● **The task**: Within the data that follows, how many lines carry the string "popř"? Give the number alone.

● **Raw records**:
>> Begin

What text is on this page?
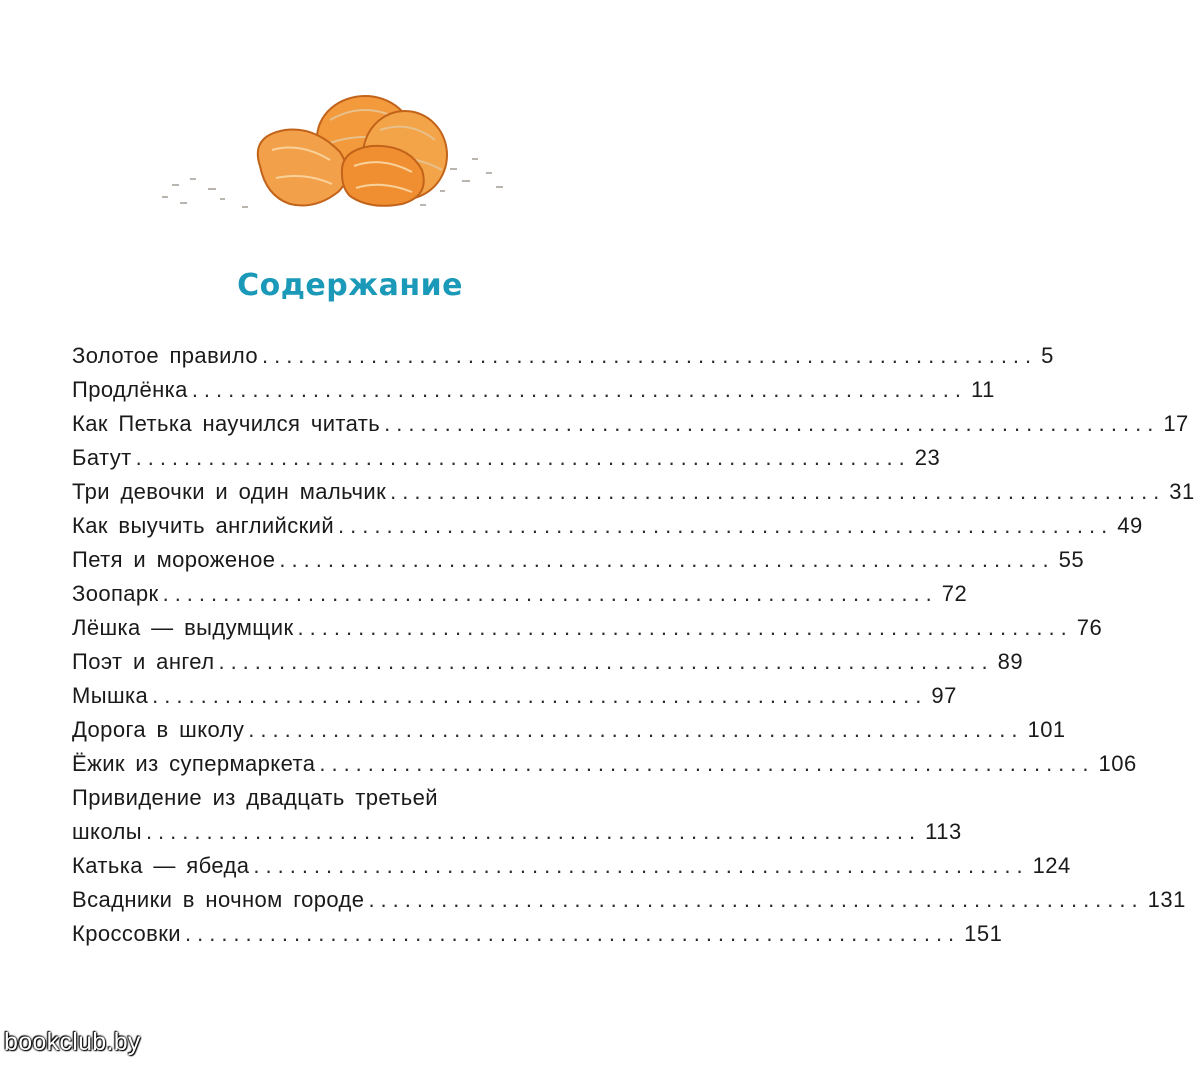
Содержание
Золотое правило ................................................................ 5
Продлёнка ................................................................ 11
Как Петька научился читать ................................................................ 17
Батут ................................................................ 23
Три девочки и один мальчик ................................................................ 31
Как выучить английский ................................................................ 49
Петя и мороженое ................................................................ 55
Зоопарк ................................................................ 72
Лёшка — выдумщик ................................................................ 76
Поэт и ангел ................................................................ 89
Мышка ................................................................ 97
Дорога в школу ................................................................ 101
Ёжик из супермаркета ................................................................ 106
Привидение из двадцать третьей
школы ................................................................ 113
Катька — ябеда ................................................................ 124
Всадники в ночном городе ................................................................ 131
Кроссовки ................................................................ 151
bookclub.by
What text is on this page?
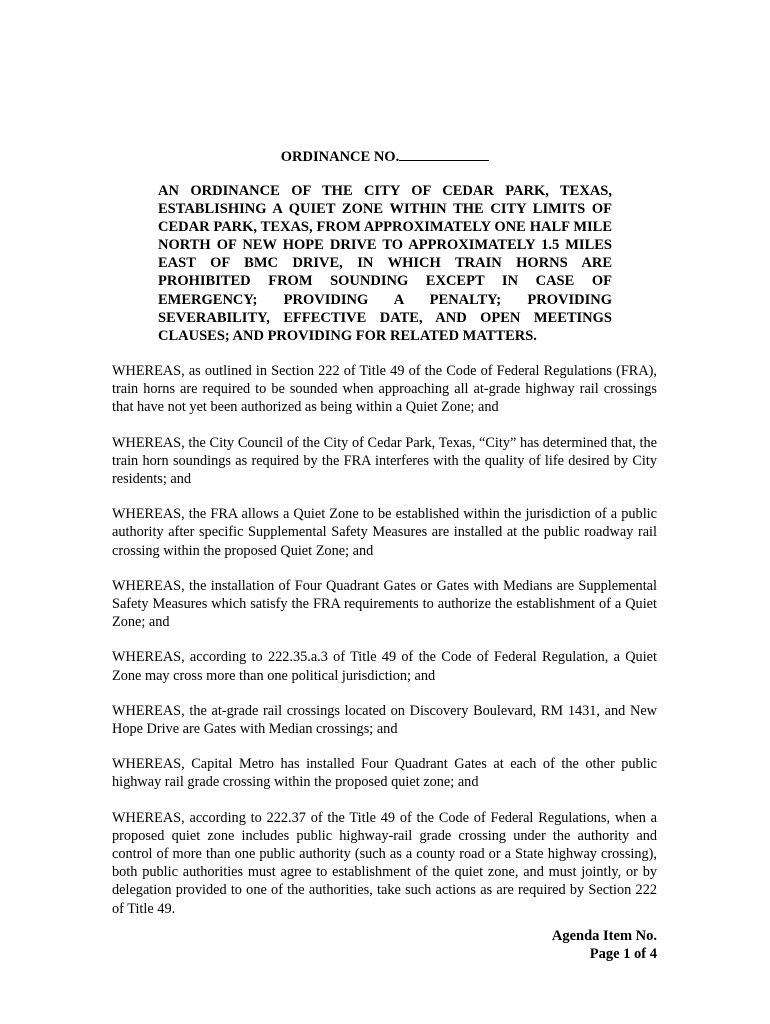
ORDINANCE NO.
AN ORDINANCE OF THE CITY OF CEDAR PARK, TEXAS, ESTABLISHING A QUIET ZONE WITHIN THE CITY LIMITS OF CEDAR PARK, TEXAS, FROM APPROXIMATELY ONE HALF MILE NORTH OF NEW HOPE DRIVE TO APPROXIMATELY 1.5 MILES EAST OF BMC DRIVE, IN WHICH TRAIN HORNS ARE PROHIBITED FROM SOUNDING EXCEPT IN CASE OF EMERGENCY; PROVIDING A PENALTY; PROVIDING SEVERABILITY, EFFECTIVE DATE, AND OPEN MEETINGS CLAUSES; AND PROVIDING FOR RELATED MATTERS.

WHEREAS, as outlined in Section 222 of Title 49 of the Code of Federal Regulations (FRA), train horns are required to be sounded when approaching all at-grade highway rail crossings that have not yet been authorized as being within a Quiet Zone; and

WHEREAS, the City Council of the City of Cedar Park, Texas, “City” has determined that, the train horn soundings as required by the FRA interferes with the quality of life desired by City residents; and

WHEREAS, the FRA allows a Quiet Zone to be established within the jurisdiction of a public authority after specific Supplemental Safety Measures are installed at the public roadway rail crossing within the proposed Quiet Zone; and

WHEREAS, the installation of Four Quadrant Gates or Gates with Medians are Supplemental Safety Measures which satisfy the FRA requirements to authorize the establishment of a Quiet Zone; and

WHEREAS, according to 222.35.a.3 of Title 49 of the Code of Federal Regulation, a Quiet Zone may cross more than one political jurisdiction; and

WHEREAS, the at-grade rail crossings located on Discovery Boulevard, RM 1431, and New Hope Drive are Gates with Median crossings; and

WHEREAS, Capital Metro has installed Four Quadrant Gates at each of the other public highway rail grade crossing within the proposed quiet zone; and

WHEREAS, according to 222.37 of the Title 49 of the Code of Federal Regulations, when a proposed quiet zone includes public highway-rail grade crossing under the authority and control of more than one public authority (such as a county road or a State highway crossing), both public authorities must agree to establishment of the quiet zone, and must jointly, or by delegation provided to one of the authorities, take such actions as are required by Section 222 of Title 49.

Agenda Item No.
Page 1 of 4
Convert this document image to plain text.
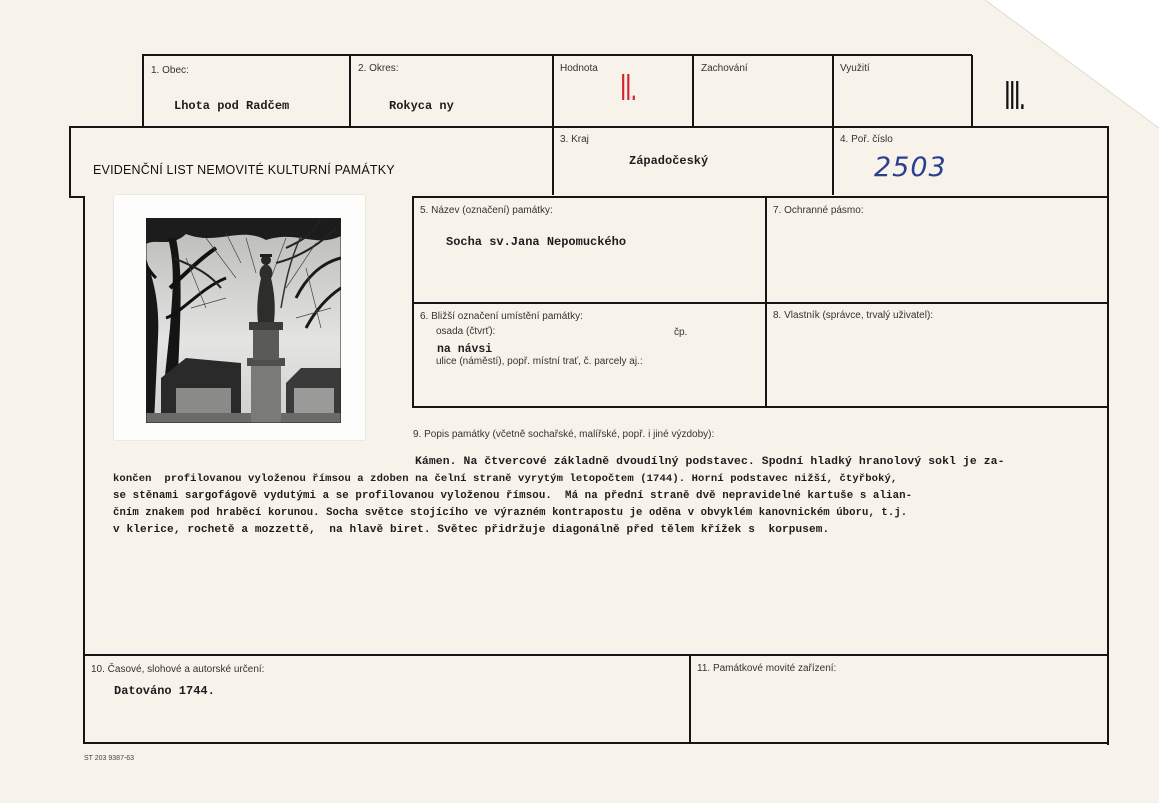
1. Obec:
Lhota pod Radčem
2. Okres:
Rokyca ny
Hodnota II.	Zachování	Využití
III.
EVIDENČNÍ LIST NEMOVITÉ KULTURNÍ PAMÁTKY
3. Kraj
Západočeský
4. Poř. číslo
2503
5. Název (označení) památky:
Socha sv.Jana Nepomuckého
7. Ochranné pásmo:
6. Bližší označení umístění památky:
osada (čtvrť):	čp.
na návsi
ulice (náměstí), popř. místní trať, č. parcely aj.:
8. Vlastník (správce, trvalý uživatel):
9. Popis památky (včetně sochařské, malířské, popř. i jiné výzdoby):
Kámen. Na čtvercové základně dvoudílný podstavec. Spodní hladký hranolový sokl je za-
končen  profilovanou vyloženou římsou a zdoben na čelní straně vyrytým letopočtem (1744). Horní podstavec nižší, čtyřboký,
se stěnami sargofágově vydutými a se profilovanou vyloženou římsou.  Má na přední straně dvě nepravidelné kartuše s alian-
čním znakem pod hraběcí korunou. Socha světce stojícího ve výrazném kontrapostu je oděna v obvyklém kanovnickém úboru, t.j.
v klerice, rochetě a mozzettě,  na hlavě biret. Světec přidržuje diagonálně před tělem křížek s  korpusem.
10. Časové, slohové a autorské určení:
Datováno 1744.
11. Památkové movité zařízení:
ST 203 9387-63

>> End

● **Exercise output**: 2